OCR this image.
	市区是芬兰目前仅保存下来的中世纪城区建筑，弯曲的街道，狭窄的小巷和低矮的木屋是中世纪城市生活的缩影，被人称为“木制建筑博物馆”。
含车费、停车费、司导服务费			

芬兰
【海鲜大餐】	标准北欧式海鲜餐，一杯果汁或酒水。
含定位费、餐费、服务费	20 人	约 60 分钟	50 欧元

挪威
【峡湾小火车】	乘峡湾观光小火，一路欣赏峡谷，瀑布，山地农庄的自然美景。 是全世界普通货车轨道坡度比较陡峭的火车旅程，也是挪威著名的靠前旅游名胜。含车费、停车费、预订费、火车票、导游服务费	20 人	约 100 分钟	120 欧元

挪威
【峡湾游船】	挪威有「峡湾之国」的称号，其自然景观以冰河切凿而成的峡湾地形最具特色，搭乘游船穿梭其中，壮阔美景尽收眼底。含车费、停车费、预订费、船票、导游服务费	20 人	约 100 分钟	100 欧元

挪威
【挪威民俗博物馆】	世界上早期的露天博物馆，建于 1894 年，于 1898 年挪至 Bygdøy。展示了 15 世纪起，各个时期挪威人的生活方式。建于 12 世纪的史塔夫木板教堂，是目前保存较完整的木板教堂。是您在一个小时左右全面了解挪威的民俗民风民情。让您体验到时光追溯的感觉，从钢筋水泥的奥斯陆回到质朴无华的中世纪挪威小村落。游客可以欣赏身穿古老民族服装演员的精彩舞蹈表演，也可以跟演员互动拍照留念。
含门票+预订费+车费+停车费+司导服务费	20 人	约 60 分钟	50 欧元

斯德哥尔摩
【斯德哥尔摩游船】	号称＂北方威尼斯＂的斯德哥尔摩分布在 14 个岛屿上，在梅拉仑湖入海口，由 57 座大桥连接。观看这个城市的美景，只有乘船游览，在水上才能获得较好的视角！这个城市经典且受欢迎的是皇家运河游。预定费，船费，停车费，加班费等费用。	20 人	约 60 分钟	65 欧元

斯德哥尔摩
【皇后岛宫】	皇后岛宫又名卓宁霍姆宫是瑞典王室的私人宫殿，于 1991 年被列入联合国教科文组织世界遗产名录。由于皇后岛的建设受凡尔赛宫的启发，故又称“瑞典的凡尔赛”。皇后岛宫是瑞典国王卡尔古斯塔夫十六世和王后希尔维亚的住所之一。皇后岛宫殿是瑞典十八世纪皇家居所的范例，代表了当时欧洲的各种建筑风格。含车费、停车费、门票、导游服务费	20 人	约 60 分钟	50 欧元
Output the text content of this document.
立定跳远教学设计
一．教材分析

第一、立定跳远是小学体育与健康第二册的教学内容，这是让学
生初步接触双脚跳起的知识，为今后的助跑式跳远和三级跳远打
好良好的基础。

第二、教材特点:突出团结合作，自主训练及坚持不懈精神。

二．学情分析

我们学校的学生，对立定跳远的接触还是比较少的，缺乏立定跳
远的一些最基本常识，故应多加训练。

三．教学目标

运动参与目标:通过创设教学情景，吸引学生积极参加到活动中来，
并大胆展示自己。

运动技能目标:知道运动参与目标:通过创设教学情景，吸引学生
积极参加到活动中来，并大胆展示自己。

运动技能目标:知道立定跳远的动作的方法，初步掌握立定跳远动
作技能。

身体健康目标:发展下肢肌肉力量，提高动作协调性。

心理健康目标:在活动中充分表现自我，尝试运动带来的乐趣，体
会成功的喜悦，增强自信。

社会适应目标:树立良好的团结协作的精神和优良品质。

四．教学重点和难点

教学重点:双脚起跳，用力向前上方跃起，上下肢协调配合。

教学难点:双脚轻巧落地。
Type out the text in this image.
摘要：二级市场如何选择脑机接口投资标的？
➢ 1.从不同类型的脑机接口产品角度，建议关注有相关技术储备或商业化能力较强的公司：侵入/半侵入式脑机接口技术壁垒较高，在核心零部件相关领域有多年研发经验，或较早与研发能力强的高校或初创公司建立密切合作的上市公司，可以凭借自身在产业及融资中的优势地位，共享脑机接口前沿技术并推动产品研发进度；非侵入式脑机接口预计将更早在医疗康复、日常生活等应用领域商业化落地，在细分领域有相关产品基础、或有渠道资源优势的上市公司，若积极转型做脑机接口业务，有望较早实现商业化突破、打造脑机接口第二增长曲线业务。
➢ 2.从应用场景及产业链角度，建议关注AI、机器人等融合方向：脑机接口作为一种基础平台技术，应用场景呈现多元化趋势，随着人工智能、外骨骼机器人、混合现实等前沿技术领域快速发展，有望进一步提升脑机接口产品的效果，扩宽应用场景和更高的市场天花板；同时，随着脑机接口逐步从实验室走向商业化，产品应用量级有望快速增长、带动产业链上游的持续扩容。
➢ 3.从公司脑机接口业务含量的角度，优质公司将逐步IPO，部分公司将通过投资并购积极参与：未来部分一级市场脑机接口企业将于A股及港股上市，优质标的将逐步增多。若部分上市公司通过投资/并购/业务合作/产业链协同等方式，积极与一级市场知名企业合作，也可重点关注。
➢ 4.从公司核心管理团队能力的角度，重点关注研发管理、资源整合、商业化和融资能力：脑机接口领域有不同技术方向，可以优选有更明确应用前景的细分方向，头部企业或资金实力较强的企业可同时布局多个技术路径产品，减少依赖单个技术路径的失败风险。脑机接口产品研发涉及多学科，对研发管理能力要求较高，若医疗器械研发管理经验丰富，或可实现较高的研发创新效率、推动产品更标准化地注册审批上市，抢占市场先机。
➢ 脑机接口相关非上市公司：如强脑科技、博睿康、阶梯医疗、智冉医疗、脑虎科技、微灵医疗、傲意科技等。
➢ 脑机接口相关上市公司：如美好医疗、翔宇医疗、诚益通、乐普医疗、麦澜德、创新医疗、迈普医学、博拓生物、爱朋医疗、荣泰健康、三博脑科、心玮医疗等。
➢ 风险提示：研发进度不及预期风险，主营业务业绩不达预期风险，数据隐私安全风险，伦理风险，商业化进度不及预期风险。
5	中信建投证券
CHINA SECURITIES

====================

Each line from the one containing "Type out the text in this image." to the end of the listing above should be copied exactly, and nothing else.

**Solution below:**
Type out the text in this image.
摘要：二级市场如何选择脑机接口投资标的？
➢ 1.从不同类型的脑机接口产品角度，建议关注有相关技术储备或商业化能力较强的公司：侵入/半侵入式脑机接口技术壁垒较高，在核心零部件相关领域有多年研发经验，或较早与研发能力强的高校或初创公司建立密切合作的上市公司，可以凭借自身在产业及融资中的优势地位，共享脑机接口前沿技术并推动产品研发进度；非侵入式脑机接口预计将更早在医疗康复、日常生活等应用领域商业化落地，在细分领域有相关产品基础、或有渠道资源优势的上市公司，若积极转型做脑机接口业务，有望较早实现商业化突破、打造脑机接口第二增长曲线业务。
➢ 2.从应用场景及产业链角度，建议关注AI、机器人等融合方向：脑机接口作为一种基础平台技术，应用场景呈现多元化趋势，随着人工智能、外骨骼机器人、混合现实等前沿技术领域快速发展，有望进一步提升脑机接口产品的效果，扩宽应用场景和更高的市场天花板；同时，随着脑机接口逐步从实验室走向商业化，产品应用量级有望快速增长、带动产业链上游的持续扩容。
➢ 3.从公司脑机接口业务含量的角度，优质公司将逐步IPO，部分公司将通过投资并购积极参与：未来部分一级市场脑机接口企业将于A股及港股上市，优质标的将逐步增多。若部分上市公司通过投资/并购/业务合作/产业链协同等方式，积极与一级市场知名企业合作，也可重点关注。
➢ 4.从公司核心管理团队能力的角度，重点关注研发管理、资源整合、商业化和融资能力：脑机接口领域有不同技术方向，可以优选有更明确应用前景的细分方向，头部企业或资金实力较强的企业可同时布局多个技术路径产品，减少依赖单个技术路径的失败风险。脑机接口产品研发涉及多学科，对研发管理能力要求较高，若医疗器械研发管理经验丰富，或可实现较高的研发创新效率、推动产品更标准化地注册审批上市，抢占市场先机。
➢ 脑机接口相关非上市公司：如强脑科技、博睿康、阶梯医疗、智冉医疗、脑虎科技、微灵医疗、傲意科技等。
➢ 脑机接口相关上市公司：如美好医疗、翔宇医疗、诚益通、乐普医疗、麦澜德、创新医疗、迈普医学、博拓生物、爱朋医疗、荣泰健康、三博脑科、心玮医疗等。
➢ 风险提示：研发进度不及预期风险，主营业务业绩不达预期风险，数据隐私安全风险，伦理风险，商业化进度不及预期风险。
5	中信建投证券
CHINA SECURITIES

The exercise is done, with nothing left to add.